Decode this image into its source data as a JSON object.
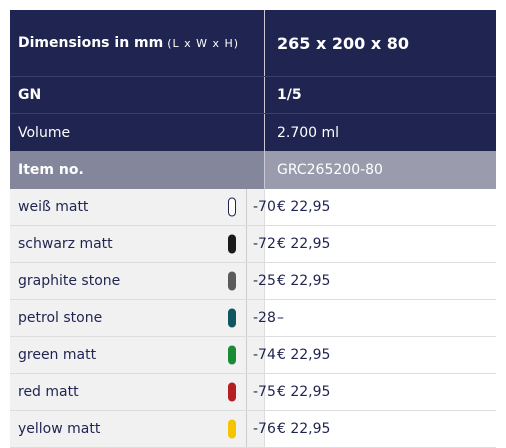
{
  "header": {
    "dimensions_label": "Dimensions in mm",
    "dimensions_unit": "(L x W x H)",
    "dimensions_value": "265 x 200 x 80",
    "gn_label": "GN",
    "gn_value": "1/5",
    "volume_label": "Volume",
    "volume_value": "2.700 ml",
    "item_label": "Item no.",
    "item_value": "GRC265200-80"
  },
  "items": [
    {
      "name": "weiß matt",
      "color": "#ffffff",
      "code": "-70",
      "price": "€ 22,95"
    },
    {
      "name": "schwarz matt",
      "color": "#1a1a1a",
      "code": "-72",
      "price": "€ 22,95"
    },
    {
      "name": "graphite stone",
      "color": "#5a5a5a",
      "code": "-25",
      "price": "€ 22,95"
    },
    {
      "name": "petrol stone",
      "color": "#0f5660",
      "code": "-28",
      "price": "–"
    },
    {
      "name": "green matt",
      "color": "#1a8a35",
      "code": "-74",
      "price": "€ 22,95"
    },
    {
      "name": "red matt",
      "color": "#b51f24",
      "code": "-75",
      "price": "€ 22,95"
    },
    {
      "name": "yellow matt",
      "color": "#f5c400",
      "code": "-76",
      "price": "€ 22,95"
    }
  ]
}
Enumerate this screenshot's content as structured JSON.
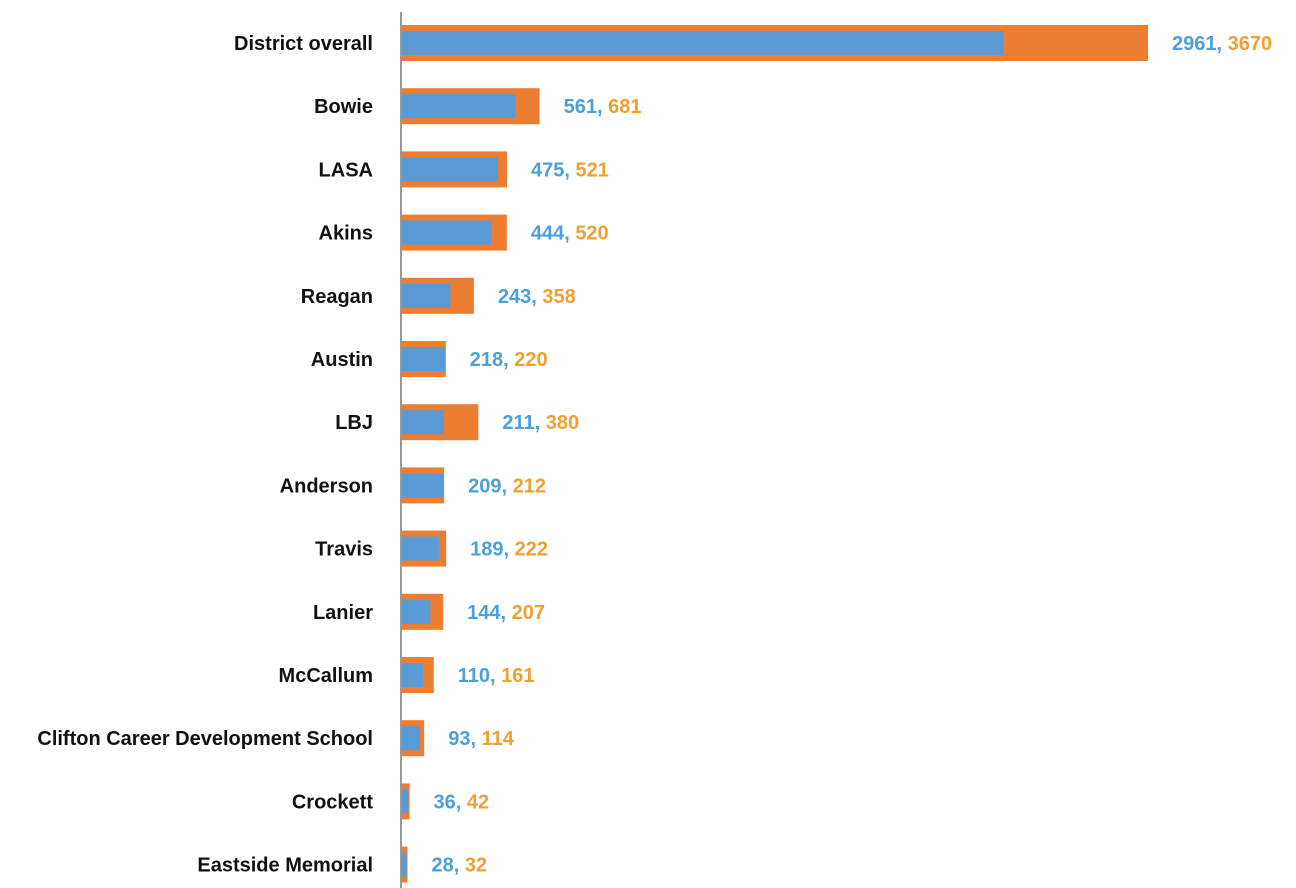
{
  "colors": {
    "series_a": "#5b9bd5",
    "series_b": "#ed7d31",
    "label_a": "#4a9fdc",
    "label_b": "#f0a030",
    "axis": "#999999"
  },
  "chart_data": {
    "type": "bar",
    "orientation": "horizontal",
    "title": "",
    "xlabel": "",
    "ylabel": "",
    "grid": false,
    "categories": [
      "District overall",
      "Bowie",
      "LASA",
      "Akins",
      "Reagan",
      "Austin",
      "LBJ",
      "Anderson",
      "Travis",
      "Lanier",
      "McCallum",
      "Clifton Career Development School",
      "Crockett",
      "Eastside Memorial"
    ],
    "series": [
      {
        "values": [
          2961,
          561,
          475,
          444,
          243,
          218,
          211,
          209,
          189,
          144,
          110,
          93,
          36,
          28
        ]
      },
      {
        "values": [
          3670,
          681,
          521,
          520,
          358,
          220,
          380,
          212,
          222,
          207,
          161,
          114,
          42,
          32
        ]
      }
    ],
    "xlim": [
      0,
      3670
    ],
    "label_separator": ","
  }
}
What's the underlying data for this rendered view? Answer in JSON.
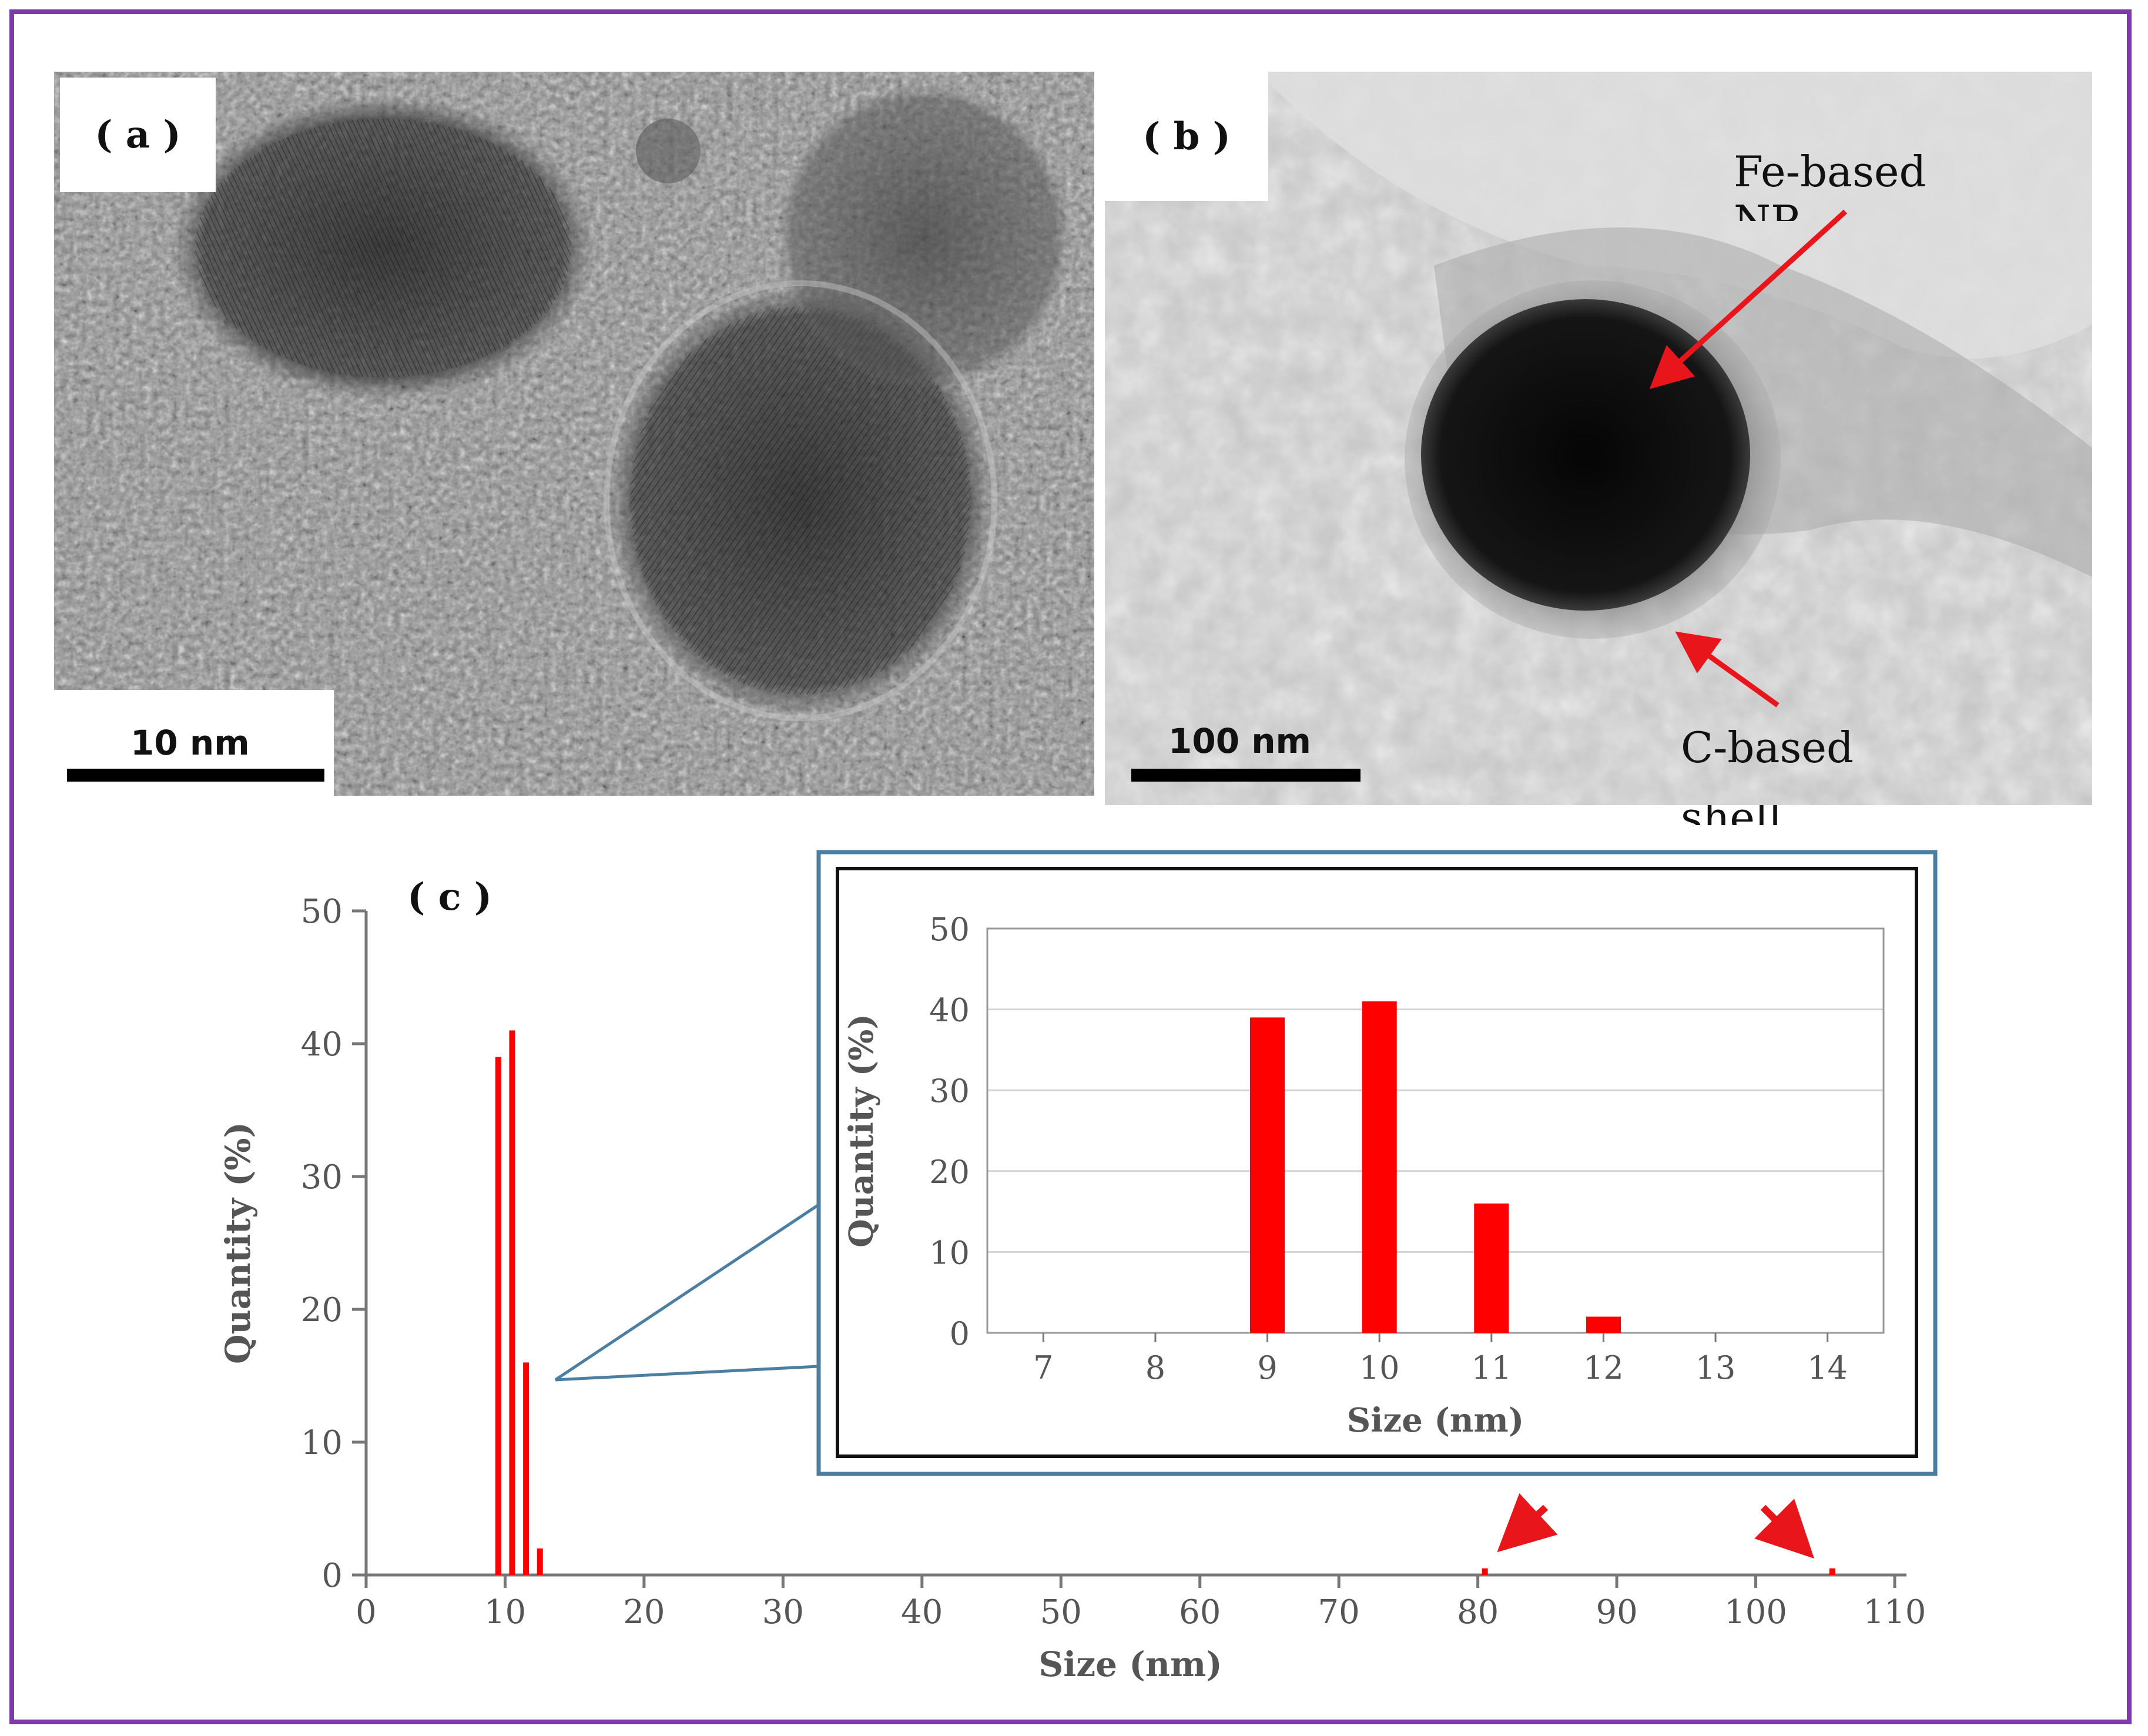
{
  "panels": {
    "a": {
      "label": "( a )",
      "scale_bar": "10 nm"
    },
    "b": {
      "label": "( b )",
      "scale_bar": "100 nm",
      "annotations": [
        {
          "text": "Fe-based"
        },
        {
          "text": "NP"
        },
        {
          "text": "C-based"
        },
        {
          "text": "shell"
        }
      ]
    },
    "c": {
      "label": "( c )"
    }
  },
  "colors": {
    "frame": "#7e3aa7",
    "bars": "#ff0000",
    "arrows": "#e8151b",
    "inset_border": "#4a7ea3"
  },
  "chart_data": [
    {
      "type": "bar",
      "xlabel": "Size (nm)",
      "ylabel": "Quantity (%)",
      "xlim": [
        0,
        110
      ],
      "ylim": [
        0,
        50
      ],
      "xticks": [
        "0",
        "10",
        "20",
        "30",
        "40",
        "50",
        "60",
        "70",
        "80",
        "90",
        "100",
        "110"
      ],
      "yticks": [
        "0",
        "10",
        "20",
        "30",
        "40",
        "50"
      ],
      "x": [
        9,
        10,
        11,
        12,
        80,
        105
      ],
      "values": [
        39,
        41,
        16,
        2,
        0.5,
        0.5
      ],
      "grid": false
    },
    {
      "type": "bar",
      "xlabel": "Size (nm)",
      "ylabel": "Quantity (%)",
      "ylim": [
        0,
        50
      ],
      "categories": [
        "7",
        "8",
        "9",
        "10",
        "11",
        "12",
        "13",
        "14"
      ],
      "yticks": [
        "0",
        "10",
        "20",
        "30",
        "40",
        "50"
      ],
      "values": [
        0,
        0,
        39,
        41,
        16,
        2,
        0,
        0
      ],
      "grid": true
    }
  ]
}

### [Work instructions]
Reproduce the listing word for word and omit its pictures.

### [Solution]
Decode this image into its source data as a JSON object.
{
  "header": {
    "dimensions_label": "Dimensions in mm",
    "dimensions_unit": "(L x W x H)",
    "dimensions_value": "265 x 200 x 80",
    "gn_label": "GN",
    "gn_value": "1/5",
    "volume_label": "Volume",
    "volume_value": "2.700 ml",
    "item_label": "Item no.",
    "item_value": "GRC265200-80"
  },
  "items": [
    {
      "name": "weiß matt",
      "color": "#ffffff",
      "code": "-70",
      "price": "€ 22,95"
    },
    {
      "name": "schwarz matt",
      "color": "#1a1a1a",
      "code": "-72",
      "price": "€ 22,95"
    },
    {
      "name": "graphite stone",
      "color": "#5a5a5a",
      "code": "-25",
      "price": "€ 22,95"
    },
    {
      "name": "petrol stone",
      "color": "#0f5660",
      "code": "-28",
      "price": "–"
    },
    {
      "name": "green matt",
      "color": "#1a8a35",
      "code": "-74",
      "price": "€ 22,95"
    },
    {
      "name": "red matt",
      "color": "#b51f24",
      "code": "-75",
      "price": "€ 22,95"
    },
    {
      "name": "yellow matt",
      "color": "#f5c400",
      "code": "-76",
      "price": "€ 22,95"
    }
  ]
}
Enumerate this screenshot's content as structured JSON.
{
  "colors": {
    "series_a": "#5b9bd5",
    "series_b": "#ed7d31",
    "label_a": "#4a9fdc",
    "label_b": "#f0a030",
    "axis": "#999999"
  },
  "chart_data": {
    "type": "bar",
    "orientation": "horizontal",
    "title": "",
    "xlabel": "",
    "ylabel": "",
    "grid": false,
    "categories": [
      "District overall",
      "Bowie",
      "LASA",
      "Akins",
      "Reagan",
      "Austin",
      "LBJ",
      "Anderson",
      "Travis",
      "Lanier",
      "McCallum",
      "Clifton Career Development School",
      "Crockett",
      "Eastside Memorial"
    ],
    "series": [
      {
        "values": [
          2961,
          561,
          475,
          444,
          243,
          218,
          211,
          209,
          189,
          144,
          110,
          93,
          36,
          28
        ]
      },
      {
        "values": [
          3670,
          681,
          521,
          520,
          358,
          220,
          380,
          212,
          222,
          207,
          161,
          114,
          42,
          32
        ]
      }
    ],
    "xlim": [
      0,
      3670
    ],
    "label_separator": ","
  }
}
What's the underlying data for this rendered view? Answer in JSON.
{
  "panels": {
    "a": {
      "label": "( a )",
      "scale_bar": "10 nm"
    },
    "b": {
      "label": "( b )",
      "scale_bar": "100 nm",
      "annotations": [
        {
          "text": "Fe-based"
        },
        {
          "text": "NP"
        },
        {
          "text": "C-based"
        },
        {
          "text": "shell"
        }
      ]
    },
    "c": {
      "label": "( c )"
    }
  },
  "colors": {
    "frame": "#7e3aa7",
    "bars": "#ff0000",
    "arrows": "#e8151b",
    "inset_border": "#4a7ea3"
  },
  "chart_data": [
    {
      "type": "bar",
      "xlabel": "Size (nm)",
      "ylabel": "Quantity (%)",
      "xlim": [
        0,
        110
      ],
      "ylim": [
        0,
        50
      ],
      "xticks": [
        "0",
        "10",
        "20",
        "30",
        "40",
        "50",
        "60",
        "70",
        "80",
        "90",
        "100",
        "110"
      ],
      "yticks": [
        "0",
        "10",
        "20",
        "30",
        "40",
        "50"
      ],
      "x": [
        9,
        10,
        11,
        12,
        80,
        105
      ],
      "values": [
        39,
        41,
        16,
        2,
        0.5,
        0.5
      ],
      "grid": false
    },
    {
      "type": "bar",
      "xlabel": "Size (nm)",
      "ylabel": "Quantity (%)",
      "ylim": [
        0,
        50
      ],
      "categories": [
        "7",
        "8",
        "9",
        "10",
        "11",
        "12",
        "13",
        "14"
      ],
      "yticks": [
        "0",
        "10",
        "20",
        "30",
        "40",
        "50"
      ],
      "values": [
        0,
        0,
        39,
        41,
        16,
        2,
        0,
        0
      ],
      "grid": true
    }
  ]
}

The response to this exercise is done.